--- Task prompt ---
Each line that includes the word "Road" counts once; give the total and nothing more.

────────────────

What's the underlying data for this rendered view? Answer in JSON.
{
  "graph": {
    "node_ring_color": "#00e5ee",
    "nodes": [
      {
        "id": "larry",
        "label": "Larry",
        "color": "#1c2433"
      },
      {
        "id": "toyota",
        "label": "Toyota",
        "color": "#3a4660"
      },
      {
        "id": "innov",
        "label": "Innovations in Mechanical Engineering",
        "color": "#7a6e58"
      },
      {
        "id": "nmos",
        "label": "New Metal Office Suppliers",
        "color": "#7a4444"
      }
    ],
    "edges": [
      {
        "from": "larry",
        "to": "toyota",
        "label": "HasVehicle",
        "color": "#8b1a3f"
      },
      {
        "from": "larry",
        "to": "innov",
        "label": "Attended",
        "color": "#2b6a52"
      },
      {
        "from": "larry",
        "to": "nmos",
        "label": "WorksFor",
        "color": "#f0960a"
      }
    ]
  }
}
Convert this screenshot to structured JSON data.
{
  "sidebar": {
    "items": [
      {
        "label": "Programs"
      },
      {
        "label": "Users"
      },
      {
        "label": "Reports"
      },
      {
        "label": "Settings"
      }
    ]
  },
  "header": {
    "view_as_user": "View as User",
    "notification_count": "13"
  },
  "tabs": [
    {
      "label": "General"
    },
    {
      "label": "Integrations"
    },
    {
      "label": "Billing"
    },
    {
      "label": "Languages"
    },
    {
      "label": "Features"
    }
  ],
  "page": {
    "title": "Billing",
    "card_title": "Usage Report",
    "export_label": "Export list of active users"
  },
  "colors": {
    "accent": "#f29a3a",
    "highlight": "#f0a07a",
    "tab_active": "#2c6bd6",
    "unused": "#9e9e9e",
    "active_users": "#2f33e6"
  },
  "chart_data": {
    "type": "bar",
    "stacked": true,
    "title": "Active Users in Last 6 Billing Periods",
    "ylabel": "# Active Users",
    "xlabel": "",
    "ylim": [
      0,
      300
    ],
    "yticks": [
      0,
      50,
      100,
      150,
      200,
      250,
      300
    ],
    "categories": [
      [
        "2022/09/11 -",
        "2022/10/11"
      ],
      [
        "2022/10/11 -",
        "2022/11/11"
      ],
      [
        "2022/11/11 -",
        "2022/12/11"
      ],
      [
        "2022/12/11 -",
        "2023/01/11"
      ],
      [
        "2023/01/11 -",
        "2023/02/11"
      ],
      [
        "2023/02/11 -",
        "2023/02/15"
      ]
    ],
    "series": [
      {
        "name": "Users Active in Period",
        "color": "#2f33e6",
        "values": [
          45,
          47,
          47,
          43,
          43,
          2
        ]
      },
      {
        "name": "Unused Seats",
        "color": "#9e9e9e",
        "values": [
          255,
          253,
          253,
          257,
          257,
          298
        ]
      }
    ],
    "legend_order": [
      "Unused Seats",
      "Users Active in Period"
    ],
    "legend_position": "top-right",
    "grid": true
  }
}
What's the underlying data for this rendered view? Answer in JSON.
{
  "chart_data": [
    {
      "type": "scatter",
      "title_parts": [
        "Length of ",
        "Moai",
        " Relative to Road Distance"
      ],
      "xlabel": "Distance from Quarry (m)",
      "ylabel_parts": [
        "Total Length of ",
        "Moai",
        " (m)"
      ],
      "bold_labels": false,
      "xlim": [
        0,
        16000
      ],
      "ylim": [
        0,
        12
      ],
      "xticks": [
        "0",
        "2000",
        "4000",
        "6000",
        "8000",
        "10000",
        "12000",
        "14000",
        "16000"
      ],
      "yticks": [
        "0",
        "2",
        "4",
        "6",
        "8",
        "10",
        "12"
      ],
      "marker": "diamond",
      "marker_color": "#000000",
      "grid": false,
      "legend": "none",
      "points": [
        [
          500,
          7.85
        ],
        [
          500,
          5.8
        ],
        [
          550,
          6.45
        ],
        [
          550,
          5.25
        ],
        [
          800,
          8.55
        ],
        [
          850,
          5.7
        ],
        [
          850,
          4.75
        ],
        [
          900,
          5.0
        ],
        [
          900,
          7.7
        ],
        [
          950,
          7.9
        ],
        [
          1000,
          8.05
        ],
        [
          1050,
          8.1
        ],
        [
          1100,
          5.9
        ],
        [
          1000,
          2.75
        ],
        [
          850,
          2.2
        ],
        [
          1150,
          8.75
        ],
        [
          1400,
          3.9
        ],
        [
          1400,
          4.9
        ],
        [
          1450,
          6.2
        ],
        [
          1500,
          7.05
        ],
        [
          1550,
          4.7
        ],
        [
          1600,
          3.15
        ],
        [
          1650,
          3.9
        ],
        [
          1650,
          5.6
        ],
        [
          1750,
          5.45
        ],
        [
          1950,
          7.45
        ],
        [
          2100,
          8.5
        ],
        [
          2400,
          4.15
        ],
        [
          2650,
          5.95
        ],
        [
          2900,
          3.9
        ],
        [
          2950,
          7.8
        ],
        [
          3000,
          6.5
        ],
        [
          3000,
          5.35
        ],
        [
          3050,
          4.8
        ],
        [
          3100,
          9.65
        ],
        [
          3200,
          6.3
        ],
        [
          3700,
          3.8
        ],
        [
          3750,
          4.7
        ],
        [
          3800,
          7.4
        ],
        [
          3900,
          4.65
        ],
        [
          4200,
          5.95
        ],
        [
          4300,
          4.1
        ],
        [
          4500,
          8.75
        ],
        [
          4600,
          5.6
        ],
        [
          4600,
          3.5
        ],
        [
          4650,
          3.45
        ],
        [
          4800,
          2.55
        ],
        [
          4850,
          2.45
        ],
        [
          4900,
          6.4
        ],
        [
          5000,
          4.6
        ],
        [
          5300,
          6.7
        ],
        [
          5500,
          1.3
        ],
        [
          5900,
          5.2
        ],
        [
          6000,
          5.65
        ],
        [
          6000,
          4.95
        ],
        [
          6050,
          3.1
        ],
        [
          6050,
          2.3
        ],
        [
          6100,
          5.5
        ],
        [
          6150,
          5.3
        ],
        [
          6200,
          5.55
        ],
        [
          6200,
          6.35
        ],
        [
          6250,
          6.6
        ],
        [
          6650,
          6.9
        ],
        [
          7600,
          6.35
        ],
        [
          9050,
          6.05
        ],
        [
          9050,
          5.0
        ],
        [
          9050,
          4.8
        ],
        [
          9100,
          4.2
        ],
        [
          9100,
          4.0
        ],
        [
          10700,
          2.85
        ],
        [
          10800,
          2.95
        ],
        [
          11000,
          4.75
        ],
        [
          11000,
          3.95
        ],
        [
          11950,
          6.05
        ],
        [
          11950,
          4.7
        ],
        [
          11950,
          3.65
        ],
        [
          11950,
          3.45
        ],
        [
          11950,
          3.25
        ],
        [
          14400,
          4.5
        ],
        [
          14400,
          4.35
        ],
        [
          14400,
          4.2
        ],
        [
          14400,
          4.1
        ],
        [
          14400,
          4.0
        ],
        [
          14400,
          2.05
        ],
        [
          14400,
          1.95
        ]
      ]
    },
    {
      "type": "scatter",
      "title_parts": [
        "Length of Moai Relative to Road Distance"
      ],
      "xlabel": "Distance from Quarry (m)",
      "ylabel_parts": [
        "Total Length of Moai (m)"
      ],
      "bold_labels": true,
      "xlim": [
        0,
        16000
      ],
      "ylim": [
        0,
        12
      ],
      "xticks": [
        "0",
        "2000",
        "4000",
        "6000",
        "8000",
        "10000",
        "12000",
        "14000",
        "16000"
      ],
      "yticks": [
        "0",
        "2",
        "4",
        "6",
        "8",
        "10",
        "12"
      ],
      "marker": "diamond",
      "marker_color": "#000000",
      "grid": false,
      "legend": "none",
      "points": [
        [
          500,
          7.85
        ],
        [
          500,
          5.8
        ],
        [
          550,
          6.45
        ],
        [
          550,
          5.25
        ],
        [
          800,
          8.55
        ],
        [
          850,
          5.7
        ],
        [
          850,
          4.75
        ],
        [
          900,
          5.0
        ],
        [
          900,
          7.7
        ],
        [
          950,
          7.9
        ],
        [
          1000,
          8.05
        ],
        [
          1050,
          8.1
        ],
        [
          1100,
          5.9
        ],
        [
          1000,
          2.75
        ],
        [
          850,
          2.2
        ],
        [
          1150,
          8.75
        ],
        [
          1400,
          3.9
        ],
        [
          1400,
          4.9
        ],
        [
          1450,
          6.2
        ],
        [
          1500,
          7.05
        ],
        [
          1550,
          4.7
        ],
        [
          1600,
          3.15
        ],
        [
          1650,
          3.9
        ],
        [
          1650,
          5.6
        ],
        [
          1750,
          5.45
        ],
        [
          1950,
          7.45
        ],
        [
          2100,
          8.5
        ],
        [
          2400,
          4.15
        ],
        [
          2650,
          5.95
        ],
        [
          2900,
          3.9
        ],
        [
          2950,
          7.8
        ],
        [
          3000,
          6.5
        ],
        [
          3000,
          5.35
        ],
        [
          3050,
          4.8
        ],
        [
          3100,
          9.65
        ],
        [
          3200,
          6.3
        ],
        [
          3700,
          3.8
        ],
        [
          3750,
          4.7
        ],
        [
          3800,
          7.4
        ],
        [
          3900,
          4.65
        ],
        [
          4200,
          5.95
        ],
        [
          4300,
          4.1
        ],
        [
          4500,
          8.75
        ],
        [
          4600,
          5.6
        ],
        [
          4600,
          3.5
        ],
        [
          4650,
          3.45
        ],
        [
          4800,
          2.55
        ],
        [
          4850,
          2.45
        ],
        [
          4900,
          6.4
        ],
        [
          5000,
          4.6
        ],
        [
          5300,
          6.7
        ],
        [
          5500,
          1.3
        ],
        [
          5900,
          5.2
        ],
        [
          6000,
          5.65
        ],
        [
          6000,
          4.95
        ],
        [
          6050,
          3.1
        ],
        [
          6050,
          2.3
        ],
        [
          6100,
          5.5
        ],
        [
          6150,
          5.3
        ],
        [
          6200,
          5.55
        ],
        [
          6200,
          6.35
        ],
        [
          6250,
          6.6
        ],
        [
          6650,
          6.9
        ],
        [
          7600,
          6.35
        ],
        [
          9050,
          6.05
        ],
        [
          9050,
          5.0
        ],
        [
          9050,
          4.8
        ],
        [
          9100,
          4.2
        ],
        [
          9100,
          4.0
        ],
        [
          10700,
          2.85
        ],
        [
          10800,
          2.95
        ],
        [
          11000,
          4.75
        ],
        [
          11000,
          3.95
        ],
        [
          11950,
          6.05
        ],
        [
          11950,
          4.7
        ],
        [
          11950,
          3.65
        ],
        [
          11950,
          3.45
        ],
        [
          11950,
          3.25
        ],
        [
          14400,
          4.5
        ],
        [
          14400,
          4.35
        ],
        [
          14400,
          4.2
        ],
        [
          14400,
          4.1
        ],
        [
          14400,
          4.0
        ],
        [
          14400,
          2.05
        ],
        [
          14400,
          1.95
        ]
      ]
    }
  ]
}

────────────────

--- Response to this exercise ---
2